(Items from a figure collection)
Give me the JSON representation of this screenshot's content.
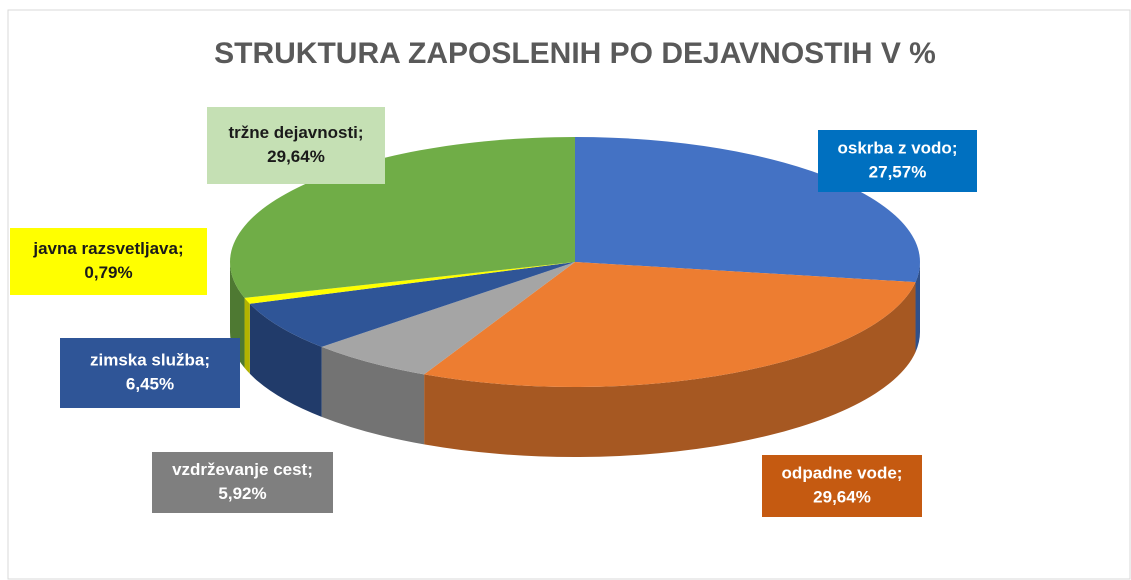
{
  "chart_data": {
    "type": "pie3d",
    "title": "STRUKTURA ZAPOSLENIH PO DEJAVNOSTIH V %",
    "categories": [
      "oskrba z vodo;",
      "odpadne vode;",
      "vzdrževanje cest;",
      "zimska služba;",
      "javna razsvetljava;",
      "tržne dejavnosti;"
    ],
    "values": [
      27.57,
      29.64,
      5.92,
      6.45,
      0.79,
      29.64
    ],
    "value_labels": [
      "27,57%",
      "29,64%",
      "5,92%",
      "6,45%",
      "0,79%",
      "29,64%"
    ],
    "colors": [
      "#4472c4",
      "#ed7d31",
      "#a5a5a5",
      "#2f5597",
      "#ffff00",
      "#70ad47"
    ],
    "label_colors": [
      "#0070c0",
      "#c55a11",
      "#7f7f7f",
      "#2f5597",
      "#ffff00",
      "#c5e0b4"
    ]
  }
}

▶ _The task_: All preceding records should be duplicated verbatim, images excepted.

▶ _Answer to this task_:
Give me the JSON representation of this screenshot's content.
{
  "chart_data": {
    "type": "pie3d",
    "title": "STRUKTURA ZAPOSLENIH PO DEJAVNOSTIH V %",
    "categories": [
      "oskrba z vodo;",
      "odpadne vode;",
      "vzdrževanje cest;",
      "zimska služba;",
      "javna razsvetljava;",
      "tržne dejavnosti;"
    ],
    "values": [
      27.57,
      29.64,
      5.92,
      6.45,
      0.79,
      29.64
    ],
    "value_labels": [
      "27,57%",
      "29,64%",
      "5,92%",
      "6,45%",
      "0,79%",
      "29,64%"
    ],
    "colors": [
      "#4472c4",
      "#ed7d31",
      "#a5a5a5",
      "#2f5597",
      "#ffff00",
      "#70ad47"
    ],
    "label_colors": [
      "#0070c0",
      "#c55a11",
      "#7f7f7f",
      "#2f5597",
      "#ffff00",
      "#c5e0b4"
    ]
  }
}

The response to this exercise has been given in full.